* **Brief 1**
From the Form 8-K filing for Cole Credit Property Trust IV below, list every defined short name that appears in quotation marks inside parentheses.
* **Brief 2**
Carry on the Form 8-K filing for Cole Credit Property Trust IV below, picking up after its final sentence.

*** Excerpted text ***

UNITED STATES
SECURITIES AND EXCHANGE COMMISSION
Washington, D.C. 20549


FORM 8-K


CURRENT REPORT
PURSUANT TO SECTION 13 OR 15(D) OF THE SECURITIES EXCHANGE ACT OF 1934

Date of Report (Date of earliest event reported): August 30, 2012

Cole Credit Property Trust IV, Inc.
(Exact Name of Registrant as Specified in Its Charter)
 
 
 
 
 
 
 
 
 
 
Maryland
 
333-169533 (1933 Act)
 
27-3148022
(State or other jurisdiction of incorporation or organization)
 
(Commission File Number)
 
(I.R.S. Employer
Identification No.)
 
 
 
 
 
 
 
 
 
 
 
 
 
 
 
2325 East Camelback Road, Suite 1100, Phoenix, Arizona 85016
(Address of principal executive offices)
(Zip Code)
 
(602) 778-8700
(Registrant’s telephone number, including area code)
 
None
(Former name or former address, if changed since last report)

Check the appropriate box below if the Form 8-K filing is intended to simultaneously satisfy the filing obligation of the registrant under any of the following provisions:

o    Written communications pursuant to Rule 425 under the Securities Act (17 CFR 230.425)

o    Soliciting material pursuant to Rule 14a-12 under the Exchange Act (17 CFR 240.14a-12)

o    Pre-commencement communications pursuant to Rule 14d-2(b) under the Exchange Act (17 CFR 240.14d-2(b))

o    Pre-commencement communications pursuant to Rule 13e-4(c) under the Exchange Act (17 CFR 240.13e-4(c))

 
 









Item 1.01
Entry into a Material Definitive Agreement

On August 30, 2012, six wholly-owned subsidiaries of Cole Operating Partnership IV, LP (“CCPT IV OP”), the operating partnership of Cole Credit Property Trust IV, Inc. (the “Company”), entered into an agreement of purchase and sale (the “Purchase Agreement”) with two entities, which are not affiliated with the Company, its advisor or any of their affiliates, for the purchase of six Stripes convenience store properties, as follows:
Stripes Brownsville, TX - Cole VS Brownsville TX, LLC, a Delaware limited liability company (“Cole Brownsville”), agreed to purchase from NNN Retail Properties Fund Sub I LLC, a Delaware limited liability company (“NNN Sub I”), an approximately 5,000 square foot single-tenant convenience store building leased to Stripes LLC (“Stripes”) and located in Brownsville, TX (the “VS Brownsville Property”), for a purchase price of approximately $2.8 million, exclusive of closing costs. The VS Brownsville Property was constructed in 2007. Pursuant to the terms of the Purchase Agreement, on August 30, 2012, Cole Brownsville purchased the VS Brownsville Property from NNN Sub I.

*** Data excerpt ***

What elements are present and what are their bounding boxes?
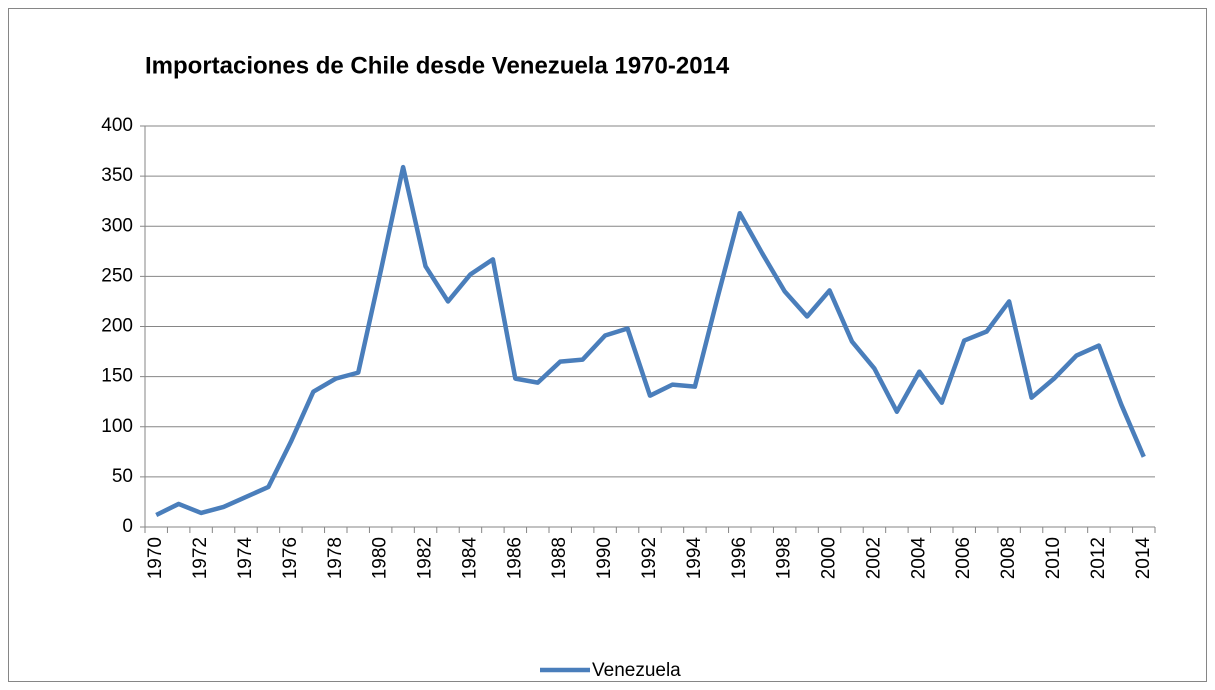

***

* **Exercise result 1**
- CCPT IV OP
- the Company
- the Purchase Agreement
- Cole Brownsville
- NNN Sub I
- Stripes
- the VS Brownsville Property

* **Exercise result 2**
Stripes Mission, TX - Cole VS Mission TX, LLC, a Delaware limited liability company (“Cole Mission”), agreed to purchase from NNN Sub I an approximately 5,000 square foot single-tenant convenience store building leased to Stripes and located in Mission, TX (the “VS Mission Property”), for a purchase price of approximately $2.6 million, exclusive of closing costs. The VS Mission Property was constructed in 2006. Pursuant to the terms of the Purchase Agreement, on August 30, 2012, Cole Mission purchased the VS Mission Property from NNN Sub I.

Stripes McAllen, TX - Cole VS McAllen TX, LLC, a Delaware limited liability company (“Cole McAllen”), agreed to purchase from NNN Sub I an approximately 5,000 square foot single-tenant convenience store building leased to Stripes and located in McAllen, TX (the “VS McAllen Property”), for a purchase price of approximately $2.8 million, exclusive of closing costs. The VS McAllen Property was constructed in 2007. Pursuant to the terms of the Purchase Agreement, on August 30, 2012, Cole McAllen purchased the VS McAllen Property from NNN Sub I.

Stripes Odessa, TX - Cole VS Odessa (42nd) TX, LLC, a Delaware limited liability company (“Cole Odessa”), agreed to purchase from NNN Retail Properties Fund Sub II LLC, a Delaware limited liability company (“NNN Sub II”), an approximately 4,000 square foot single-tenant convenience store building leased to Town & Country Food Stores, Inc. (“Town & Country”) and located in Odessa, TX (the “VS Odessa Property”), for a purchase price of approximately $6.2 million, exclusive of closing costs. The VS Odessa Property was constructed in 1998. Pursuant to the terms of the Purchase Agreement, on August 30, 2012, Cole Odessa purchased the VS Odessa Property from NNN Sub II.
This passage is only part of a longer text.